- [Aim of the exercise]: Will you output all of the data below exactly, omitting the images?

+--

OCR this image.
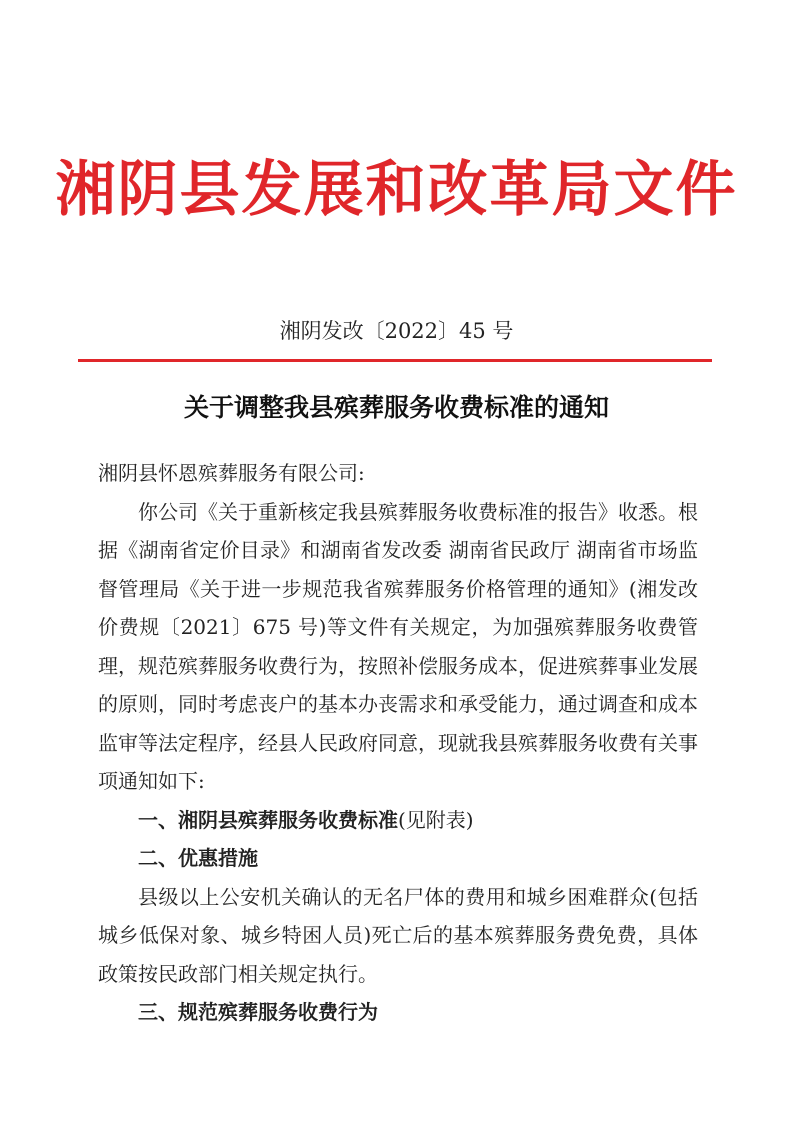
湘阴县发展和改革局文件
湘阴发改〔2022〕45 号
关于调整我县殡葬服务收费标准的通知

湘阴县怀恩殡葬服务有限公司:

你公司《关于重新核定我县殡葬服务收费标准的报告》收悉。根据《湖南省定价目录》和湖南省发改委 湖南省民政厅 湖南省市场监督管理局《关于进一步规范我省殡葬服务价格管理的通知》(湘发改价费规〔2021〕675 号)等文件有关规定，为加强殡葬服务收费管理，规范殡葬服务收费行为，按照补偿服务成本，促进殡葬事业发展的原则，同时考虑丧户的基本办丧需求和承受能力，通过调查和成本监审等法定程序，经县人民政府同意，现就我县殡葬服务收费有关事项通知如下:

一、湘阴县殡葬服务收费标准(见附表)

二、优惠措施

县级以上公安机关确认的无名尸体的费用和城乡困难群众(包括城乡低保对象、城乡特困人员)死亡后的基本殡葬服务费免费，具体政策按民政部门相关规定执行。

三、规范殡葬服务收费行为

+--

- [Full output]:
OCR this image.
湘阴县发展和改革局文件
湘阴发改〔2022〕45 号
关于调整我县殡葬服务收费标准的通知

湘阴县怀恩殡葬服务有限公司:

你公司《关于重新核定我县殡葬服务收费标准的报告》收悉。根据《湖南省定价目录》和湖南省发改委 湖南省民政厅 湖南省市场监督管理局《关于进一步规范我省殡葬服务价格管理的通知》(湘发改价费规〔2021〕675 号)等文件有关规定，为加强殡葬服务收费管理，规范殡葬服务收费行为，按照补偿服务成本，促进殡葬事业发展的原则，同时考虑丧户的基本办丧需求和承受能力，通过调查和成本监审等法定程序，经县人民政府同意，现就我县殡葬服务收费有关事项通知如下:

一、湘阴县殡葬服务收费标准(见附表)

二、优惠措施

县级以上公安机关确认的无名尸体的费用和城乡困难群众(包括城乡低保对象、城乡特困人员)死亡后的基本殡葬服务费免费，具体政策按民政部门相关规定执行。

三、规范殡葬服务收费行为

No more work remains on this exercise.